Dataset entries:
--
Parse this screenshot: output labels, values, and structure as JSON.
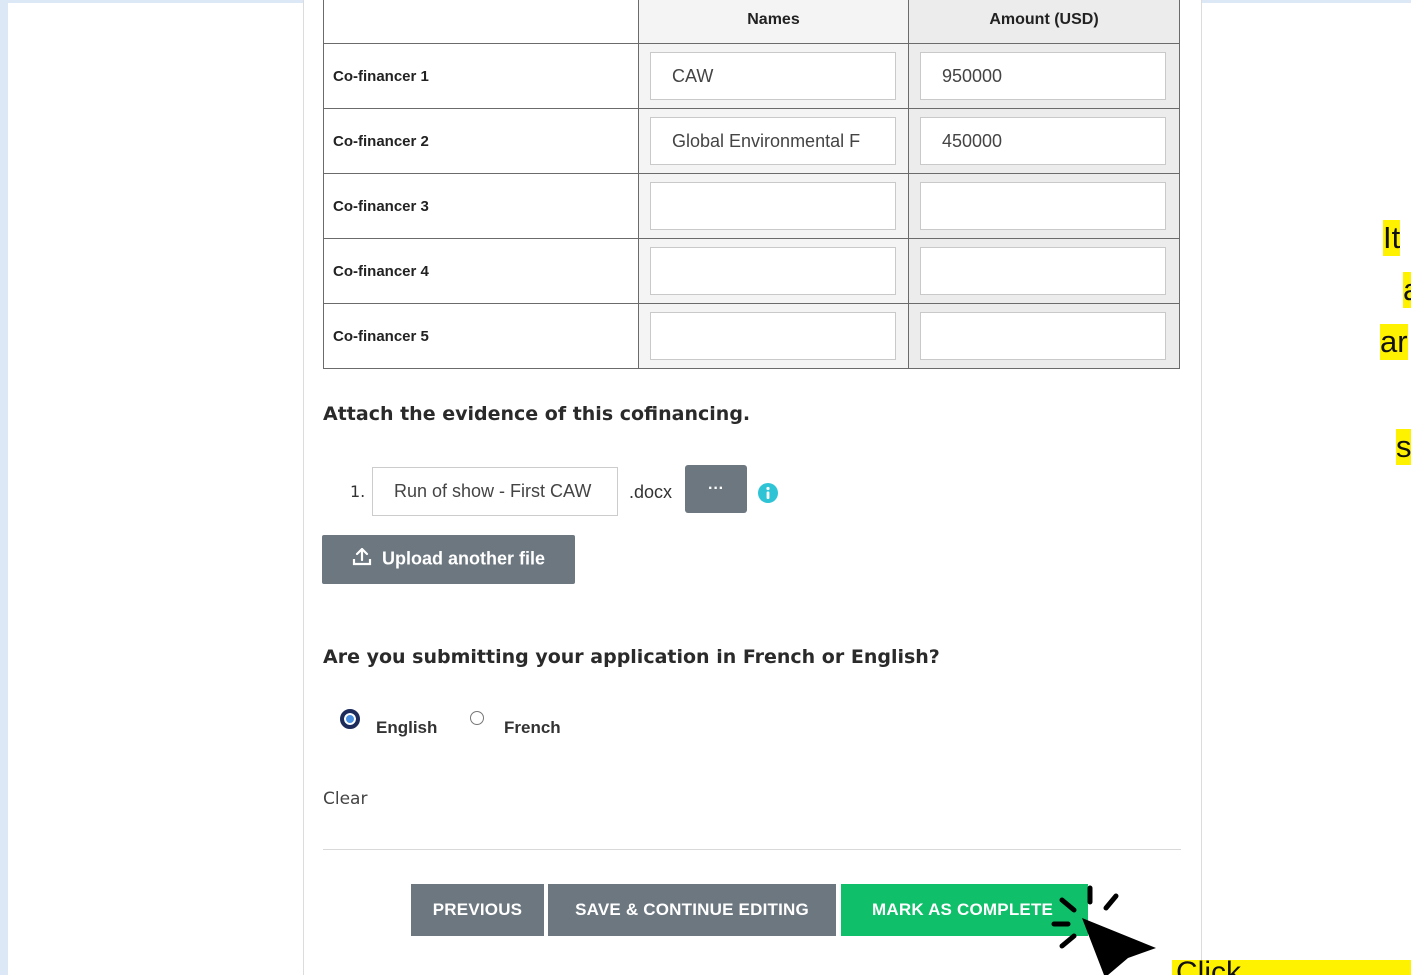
{
  "table": {
    "headers": [
      "",
      "Names",
      "Amount (USD)"
    ],
    "rows": [
      {
        "label": "Co-financer 1",
        "name": "CAW",
        "amount": "950000"
      },
      {
        "label": "Co-financer 2",
        "name": "Global Environmental F",
        "amount": "450000"
      },
      {
        "label": "Co-financer 3",
        "name": "",
        "amount": ""
      },
      {
        "label": "Co-financer 4",
        "name": "",
        "amount": ""
      },
      {
        "label": "Co-financer 5",
        "name": "",
        "amount": ""
      }
    ]
  },
  "attachment": {
    "question": "Attach the evidence of this cofinancing.",
    "files": [
      {
        "index": "1.",
        "name": "Run of show - First CAW",
        "ext": ".docx"
      }
    ],
    "more_label": "···",
    "upload_label": "Upload another file"
  },
  "language": {
    "question": "Are you submitting your application in French or English?",
    "options": [
      {
        "label": "English",
        "selected": true
      },
      {
        "label": "French",
        "selected": false
      }
    ],
    "clear_label": "Clear"
  },
  "buttons": {
    "previous": "PREVIOUS",
    "save": "SAVE & CONTINUE EDITING",
    "complete": "MARK AS COMPLETE"
  },
  "annotation": {
    "side_fragments": [
      "It",
      "a",
      "ar",
      "s"
    ],
    "click_note": "Click"
  },
  "colors": {
    "button_gray": "#6c7780",
    "complete_green": "#0fbf6a",
    "highlight_yellow": "#fff200",
    "page_strip": "#dde8f6"
  }
}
--
TASK OBJECTIVE:
Please write out all the data again word for word, but not the pictures.

ANSWER BELOW:
Parse this screenshot: output labels, values, and structure as JSON.
{
  "table": {
    "headers": [
      "",
      "Names",
      "Amount (USD)"
    ],
    "rows": [
      {
        "label": "Co-financer 1",
        "name": "CAW",
        "amount": "950000"
      },
      {
        "label": "Co-financer 2",
        "name": "Global Environmental F",
        "amount": "450000"
      },
      {
        "label": "Co-financer 3",
        "name": "",
        "amount": ""
      },
      {
        "label": "Co-financer 4",
        "name": "",
        "amount": ""
      },
      {
        "label": "Co-financer 5",
        "name": "",
        "amount": ""
      }
    ]
  },
  "attachment": {
    "question": "Attach the evidence of this cofinancing.",
    "files": [
      {
        "index": "1.",
        "name": "Run of show - First CAW",
        "ext": ".docx"
      }
    ],
    "more_label": "···",
    "upload_label": "Upload another file"
  },
  "language": {
    "question": "Are you submitting your application in French or English?",
    "options": [
      {
        "label": "English",
        "selected": true
      },
      {
        "label": "French",
        "selected": false
      }
    ],
    "clear_label": "Clear"
  },
  "buttons": {
    "previous": "PREVIOUS",
    "save": "SAVE & CONTINUE EDITING",
    "complete": "MARK AS COMPLETE"
  },
  "annotation": {
    "side_fragments": [
      "It",
      "a",
      "ar",
      "s"
    ],
    "click_note": "Click"
  },
  "colors": {
    "button_gray": "#6c7780",
    "complete_green": "#0fbf6a",
    "highlight_yellow": "#fff200",
    "page_strip": "#dde8f6"
  }
}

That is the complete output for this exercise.